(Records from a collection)
..........

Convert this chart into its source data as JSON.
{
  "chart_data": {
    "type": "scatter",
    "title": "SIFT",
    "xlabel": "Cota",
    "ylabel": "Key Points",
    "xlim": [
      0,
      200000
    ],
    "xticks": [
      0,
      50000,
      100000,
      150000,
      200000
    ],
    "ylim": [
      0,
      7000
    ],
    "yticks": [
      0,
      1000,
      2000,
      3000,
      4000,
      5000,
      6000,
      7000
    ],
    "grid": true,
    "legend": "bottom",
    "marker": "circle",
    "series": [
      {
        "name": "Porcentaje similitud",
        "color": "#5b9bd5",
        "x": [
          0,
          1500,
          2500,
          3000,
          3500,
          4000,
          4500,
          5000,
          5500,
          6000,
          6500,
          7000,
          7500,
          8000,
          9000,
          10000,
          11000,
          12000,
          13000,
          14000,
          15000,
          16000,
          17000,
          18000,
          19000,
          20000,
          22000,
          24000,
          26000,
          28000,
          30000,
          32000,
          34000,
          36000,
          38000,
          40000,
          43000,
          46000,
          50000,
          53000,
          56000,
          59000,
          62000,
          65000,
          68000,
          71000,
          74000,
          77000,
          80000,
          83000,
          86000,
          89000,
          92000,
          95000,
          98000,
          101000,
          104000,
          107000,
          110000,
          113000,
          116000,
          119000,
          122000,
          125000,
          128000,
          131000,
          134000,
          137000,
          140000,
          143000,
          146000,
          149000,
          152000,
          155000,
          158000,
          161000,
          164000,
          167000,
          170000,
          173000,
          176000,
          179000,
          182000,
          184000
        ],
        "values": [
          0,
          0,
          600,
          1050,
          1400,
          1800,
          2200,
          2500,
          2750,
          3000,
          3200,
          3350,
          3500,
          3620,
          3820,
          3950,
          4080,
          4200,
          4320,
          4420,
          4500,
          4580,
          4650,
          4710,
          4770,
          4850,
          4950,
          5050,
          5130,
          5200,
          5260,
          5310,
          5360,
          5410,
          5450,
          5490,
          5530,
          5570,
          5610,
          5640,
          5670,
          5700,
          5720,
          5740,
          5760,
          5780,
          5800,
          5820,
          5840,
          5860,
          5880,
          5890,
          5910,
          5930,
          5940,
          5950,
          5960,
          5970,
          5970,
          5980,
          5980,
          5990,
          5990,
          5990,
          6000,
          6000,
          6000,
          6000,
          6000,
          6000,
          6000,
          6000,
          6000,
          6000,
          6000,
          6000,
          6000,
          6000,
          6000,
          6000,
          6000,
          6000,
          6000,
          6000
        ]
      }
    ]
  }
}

..........

● **Your goal**:
Your task is to transcribe the material exactly.

● **Answer for the task**:
Convert this chart into its source data as JSON.
{
  "chart_data": {
    "type": "scatter",
    "title": "SIFT",
    "xlabel": "Cota",
    "ylabel": "Key Points",
    "xlim": [
      0,
      200000
    ],
    "xticks": [
      0,
      50000,
      100000,
      150000,
      200000
    ],
    "ylim": [
      0,
      7000
    ],
    "yticks": [
      0,
      1000,
      2000,
      3000,
      4000,
      5000,
      6000,
      7000
    ],
    "grid": true,
    "legend": "bottom",
    "marker": "circle",
    "series": [
      {
        "name": "Porcentaje similitud",
        "color": "#5b9bd5",
        "x": [
          0,
          1500,
          2500,
          3000,
          3500,
          4000,
          4500,
          5000,
          5500,
          6000,
          6500,
          7000,
          7500,
          8000,
          9000,
          10000,
          11000,
          12000,
          13000,
          14000,
          15000,
          16000,
          17000,
          18000,
          19000,
          20000,
          22000,
          24000,
          26000,
          28000,
          30000,
          32000,
          34000,
          36000,
          38000,
          40000,
          43000,
          46000,
          50000,
          53000,
          56000,
          59000,
          62000,
          65000,
          68000,
          71000,
          74000,
          77000,
          80000,
          83000,
          86000,
          89000,
          92000,
          95000,
          98000,
          101000,
          104000,
          107000,
          110000,
          113000,
          116000,
          119000,
          122000,
          125000,
          128000,
          131000,
          134000,
          137000,
          140000,
          143000,
          146000,
          149000,
          152000,
          155000,
          158000,
          161000,
          164000,
          167000,
          170000,
          173000,
          176000,
          179000,
          182000,
          184000
        ],
        "values": [
          0,
          0,
          600,
          1050,
          1400,
          1800,
          2200,
          2500,
          2750,
          3000,
          3200,
          3350,
          3500,
          3620,
          3820,
          3950,
          4080,
          4200,
          4320,
          4420,
          4500,
          4580,
          4650,
          4710,
          4770,
          4850,
          4950,
          5050,
          5130,
          5200,
          5260,
          5310,
          5360,
          5410,
          5450,
          5490,
          5530,
          5570,
          5610,
          5640,
          5670,
          5700,
          5720,
          5740,
          5760,
          5780,
          5800,
          5820,
          5840,
          5860,
          5880,
          5890,
          5910,
          5930,
          5940,
          5950,
          5960,
          5970,
          5970,
          5980,
          5980,
          5990,
          5990,
          5990,
          6000,
          6000,
          6000,
          6000,
          6000,
          6000,
          6000,
          6000,
          6000,
          6000,
          6000,
          6000,
          6000,
          6000,
          6000,
          6000,
          6000,
          6000,
          6000,
          6000
        ]
      }
    ]
  }
}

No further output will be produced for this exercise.